Copy all the material that follows, keeping every character the same.

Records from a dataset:
══════

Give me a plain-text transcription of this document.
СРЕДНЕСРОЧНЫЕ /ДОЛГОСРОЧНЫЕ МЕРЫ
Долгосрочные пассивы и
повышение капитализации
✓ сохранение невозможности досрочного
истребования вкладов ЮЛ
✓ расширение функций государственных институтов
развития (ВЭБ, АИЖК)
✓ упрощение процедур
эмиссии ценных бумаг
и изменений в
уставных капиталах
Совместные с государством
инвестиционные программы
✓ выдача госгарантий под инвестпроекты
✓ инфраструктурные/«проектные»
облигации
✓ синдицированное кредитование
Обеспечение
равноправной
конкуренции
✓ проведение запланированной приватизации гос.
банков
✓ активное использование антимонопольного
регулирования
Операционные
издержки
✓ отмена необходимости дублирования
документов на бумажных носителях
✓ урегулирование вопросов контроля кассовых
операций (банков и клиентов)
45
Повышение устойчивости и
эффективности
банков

══════

» **Written answer**
Give me a plain-text transcription of this document.
СРЕДНЕСРОЧНЫЕ /ДОЛГОСРОЧНЫЕ МЕРЫ
Долгосрочные пассивы и
повышение капитализации
✓ сохранение невозможности досрочного
истребования вкладов ЮЛ
✓ расширение функций государственных институтов
развития (ВЭБ, АИЖК)
✓ упрощение процедур
эмиссии ценных бумаг
и изменений в
уставных капиталах
Совместные с государством
инвестиционные программы
✓ выдача госгарантий под инвестпроекты
✓ инфраструктурные/«проектные»
облигации
✓ синдицированное кредитование
Обеспечение
равноправной
конкуренции
✓ проведение запланированной приватизации гос.
банков
✓ активное использование антимонопольного
регулирования
Операционные
издержки
✓ отмена необходимости дублирования
документов на бумажных носителях
✓ урегулирование вопросов контроля кассовых
операций (банков и клиентов)
45
Повышение устойчивости и
эффективности
банков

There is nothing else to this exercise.